Przedstaw jako listę numerowaną wpisy od pierwszego wiersza do wiersza zawierającego „legend-label-ocean: Ocean [691, 488, 723, 500]” włącznie, pomijając puste wiersze.

(Listy obszarów elementów)
--------------------
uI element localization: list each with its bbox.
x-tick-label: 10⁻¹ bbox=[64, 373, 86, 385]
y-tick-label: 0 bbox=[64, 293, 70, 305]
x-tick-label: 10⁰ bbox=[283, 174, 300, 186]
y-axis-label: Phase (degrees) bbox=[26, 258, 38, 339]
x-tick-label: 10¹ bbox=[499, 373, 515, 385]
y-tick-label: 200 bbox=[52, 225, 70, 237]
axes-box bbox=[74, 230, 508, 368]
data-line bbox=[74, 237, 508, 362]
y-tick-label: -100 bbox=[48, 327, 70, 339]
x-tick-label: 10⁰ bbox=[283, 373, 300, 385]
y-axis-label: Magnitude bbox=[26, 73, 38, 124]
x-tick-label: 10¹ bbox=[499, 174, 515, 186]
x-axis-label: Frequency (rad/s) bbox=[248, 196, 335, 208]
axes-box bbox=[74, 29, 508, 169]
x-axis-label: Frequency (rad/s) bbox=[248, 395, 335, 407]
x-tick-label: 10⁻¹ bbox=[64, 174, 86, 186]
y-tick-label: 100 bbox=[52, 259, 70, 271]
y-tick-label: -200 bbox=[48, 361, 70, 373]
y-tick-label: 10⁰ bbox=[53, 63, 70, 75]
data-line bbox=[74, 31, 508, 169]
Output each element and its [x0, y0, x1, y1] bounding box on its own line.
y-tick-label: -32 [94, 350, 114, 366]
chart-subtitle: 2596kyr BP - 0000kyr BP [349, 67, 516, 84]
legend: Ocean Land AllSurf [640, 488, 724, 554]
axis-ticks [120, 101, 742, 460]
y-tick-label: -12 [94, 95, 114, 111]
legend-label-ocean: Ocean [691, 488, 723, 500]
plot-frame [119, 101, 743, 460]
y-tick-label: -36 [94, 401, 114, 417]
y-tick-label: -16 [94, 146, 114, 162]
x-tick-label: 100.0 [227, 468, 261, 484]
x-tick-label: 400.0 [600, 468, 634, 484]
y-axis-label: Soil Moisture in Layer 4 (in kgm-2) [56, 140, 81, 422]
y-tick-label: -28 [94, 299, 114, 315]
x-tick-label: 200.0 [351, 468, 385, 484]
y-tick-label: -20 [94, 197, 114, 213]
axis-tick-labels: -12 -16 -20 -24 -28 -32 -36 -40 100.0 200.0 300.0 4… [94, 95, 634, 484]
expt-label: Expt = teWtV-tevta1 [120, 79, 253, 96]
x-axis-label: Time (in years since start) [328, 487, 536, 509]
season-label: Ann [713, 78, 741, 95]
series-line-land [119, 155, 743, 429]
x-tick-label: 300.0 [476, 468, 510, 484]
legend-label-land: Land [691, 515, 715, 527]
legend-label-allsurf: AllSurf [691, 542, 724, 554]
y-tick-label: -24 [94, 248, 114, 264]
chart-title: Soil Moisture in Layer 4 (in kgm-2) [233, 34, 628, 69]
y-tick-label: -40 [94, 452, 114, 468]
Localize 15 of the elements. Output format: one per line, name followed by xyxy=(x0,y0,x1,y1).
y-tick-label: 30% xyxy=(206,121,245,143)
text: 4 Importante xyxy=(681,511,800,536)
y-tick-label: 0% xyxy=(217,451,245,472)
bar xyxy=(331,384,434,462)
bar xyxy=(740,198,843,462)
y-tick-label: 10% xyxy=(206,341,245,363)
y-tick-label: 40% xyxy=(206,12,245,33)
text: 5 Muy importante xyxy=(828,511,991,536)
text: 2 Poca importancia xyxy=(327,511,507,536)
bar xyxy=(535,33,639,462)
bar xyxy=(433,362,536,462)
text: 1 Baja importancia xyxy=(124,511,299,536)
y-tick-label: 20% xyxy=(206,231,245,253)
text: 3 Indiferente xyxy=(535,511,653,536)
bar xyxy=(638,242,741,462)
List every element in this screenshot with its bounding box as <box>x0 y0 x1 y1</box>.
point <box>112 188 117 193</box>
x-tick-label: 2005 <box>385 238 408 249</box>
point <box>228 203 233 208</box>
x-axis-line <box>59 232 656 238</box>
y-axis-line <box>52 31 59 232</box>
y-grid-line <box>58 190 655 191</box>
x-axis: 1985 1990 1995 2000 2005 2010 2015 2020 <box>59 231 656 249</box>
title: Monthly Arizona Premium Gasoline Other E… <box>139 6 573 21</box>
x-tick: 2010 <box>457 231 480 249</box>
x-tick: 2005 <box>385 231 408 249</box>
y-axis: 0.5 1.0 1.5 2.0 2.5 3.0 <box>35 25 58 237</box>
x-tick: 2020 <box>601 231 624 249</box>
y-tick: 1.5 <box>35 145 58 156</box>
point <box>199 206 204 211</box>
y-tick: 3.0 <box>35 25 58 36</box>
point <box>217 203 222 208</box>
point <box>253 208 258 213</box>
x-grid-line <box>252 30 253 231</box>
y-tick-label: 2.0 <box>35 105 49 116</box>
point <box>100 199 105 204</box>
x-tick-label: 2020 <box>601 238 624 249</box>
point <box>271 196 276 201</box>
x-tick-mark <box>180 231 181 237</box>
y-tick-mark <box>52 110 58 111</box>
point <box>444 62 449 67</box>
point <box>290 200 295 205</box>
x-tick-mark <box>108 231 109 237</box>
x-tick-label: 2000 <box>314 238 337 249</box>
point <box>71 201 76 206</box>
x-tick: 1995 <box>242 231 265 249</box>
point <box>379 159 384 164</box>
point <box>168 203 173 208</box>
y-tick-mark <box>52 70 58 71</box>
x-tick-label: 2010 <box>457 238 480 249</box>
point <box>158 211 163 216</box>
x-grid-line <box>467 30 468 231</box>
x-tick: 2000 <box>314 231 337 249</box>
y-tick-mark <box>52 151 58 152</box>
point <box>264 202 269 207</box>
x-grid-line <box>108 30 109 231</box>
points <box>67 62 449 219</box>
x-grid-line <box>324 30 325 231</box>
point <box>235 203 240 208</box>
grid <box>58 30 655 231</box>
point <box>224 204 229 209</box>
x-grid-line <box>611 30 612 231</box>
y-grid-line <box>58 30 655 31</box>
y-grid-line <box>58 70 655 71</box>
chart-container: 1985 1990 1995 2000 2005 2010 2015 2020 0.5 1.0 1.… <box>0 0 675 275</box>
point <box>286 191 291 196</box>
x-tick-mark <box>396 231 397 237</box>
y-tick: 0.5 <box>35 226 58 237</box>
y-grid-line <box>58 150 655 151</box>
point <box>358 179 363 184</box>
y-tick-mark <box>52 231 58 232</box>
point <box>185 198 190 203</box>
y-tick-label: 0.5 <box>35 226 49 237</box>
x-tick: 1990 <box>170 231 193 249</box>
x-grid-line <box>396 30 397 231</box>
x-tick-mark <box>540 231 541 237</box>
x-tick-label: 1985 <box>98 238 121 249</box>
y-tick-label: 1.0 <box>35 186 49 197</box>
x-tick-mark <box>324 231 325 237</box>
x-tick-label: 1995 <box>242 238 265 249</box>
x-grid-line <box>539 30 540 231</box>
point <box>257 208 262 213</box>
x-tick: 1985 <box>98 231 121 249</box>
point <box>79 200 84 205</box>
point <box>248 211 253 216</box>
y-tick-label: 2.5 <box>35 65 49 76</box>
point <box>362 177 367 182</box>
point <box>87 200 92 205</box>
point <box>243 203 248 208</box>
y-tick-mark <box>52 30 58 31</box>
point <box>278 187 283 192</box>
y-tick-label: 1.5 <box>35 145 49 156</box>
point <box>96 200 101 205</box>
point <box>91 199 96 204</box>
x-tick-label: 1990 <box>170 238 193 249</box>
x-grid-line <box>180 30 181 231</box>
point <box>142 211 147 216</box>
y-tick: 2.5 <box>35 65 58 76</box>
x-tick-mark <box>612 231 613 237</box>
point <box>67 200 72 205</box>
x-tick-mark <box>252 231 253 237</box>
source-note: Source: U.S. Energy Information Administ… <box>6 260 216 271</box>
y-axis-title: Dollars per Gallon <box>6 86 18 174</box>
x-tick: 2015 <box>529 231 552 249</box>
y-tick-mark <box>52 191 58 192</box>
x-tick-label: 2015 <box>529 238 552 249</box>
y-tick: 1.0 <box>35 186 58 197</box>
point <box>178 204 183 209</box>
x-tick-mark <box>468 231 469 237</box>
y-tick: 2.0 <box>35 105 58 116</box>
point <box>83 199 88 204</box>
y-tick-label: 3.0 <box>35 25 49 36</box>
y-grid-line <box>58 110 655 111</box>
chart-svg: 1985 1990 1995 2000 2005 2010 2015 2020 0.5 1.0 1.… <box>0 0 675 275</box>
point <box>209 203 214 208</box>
--------------------
ROZWIĄZANIE PISEMNE:
1. uI element localization: list each with its bbox.
2. x-tick-label: 10⁻¹ bbox=[64, 373, 86, 385]
3. y-tick-label: 0 bbox=[64, 293, 70, 305]
4. x-tick-label: 10⁰ bbox=[283, 174, 300, 186]
5. y-axis-label: Phase (degrees) bbox=[26, 258, 38, 339]
6. x-tick-label: 10¹ bbox=[499, 373, 515, 385]
7. y-tick-label: 200 bbox=[52, 225, 70, 237]
8. axes-box bbox=[74, 230, 508, 368]
9. data-line bbox=[74, 237, 508, 362]
10. y-tick-label: -100 bbox=[48, 327, 70, 339]
11. x-tick-label: 10⁰ bbox=[283, 373, 300, 385]
12. y-axis-label: Magnitude bbox=[26, 73, 38, 124]
13. x-tick-label: 10¹ bbox=[499, 174, 515, 186]
14. x-axis-label: Frequency (rad/s) bbox=[248, 196, 335, 208]
15. axes-box bbox=[74, 29, 508, 169]
16. x-axis-label: Frequency (rad/s) bbox=[248, 395, 335, 407]
17. x-tick-label: 10⁻¹ bbox=[64, 174, 86, 186]
18. y-tick-label: 100 bbox=[52, 259, 70, 271]
19. y-tick-label: -200 bbox=[48, 361, 70, 373]
20. y-tick-label: 10⁰ bbox=[53, 63, 70, 75]
21. data-line bbox=[74, 31, 508, 169]
22. Output each element and its [x0, y0, x1, y1] bounding box on its own line.
23. y-tick-label: -32 [94, 350, 114, 366]
24. chart-subtitle: 2596kyr BP - 0000kyr BP [349, 67, 516, 84]
25. legend: Ocean Land AllSurf [640, 488, 724, 554]
26. axis-ticks [120, 101, 742, 460]
27. y-tick-label: -12 [94, 95, 114, 111]
28. legend-label-ocean: Ocean [691, 488, 723, 500]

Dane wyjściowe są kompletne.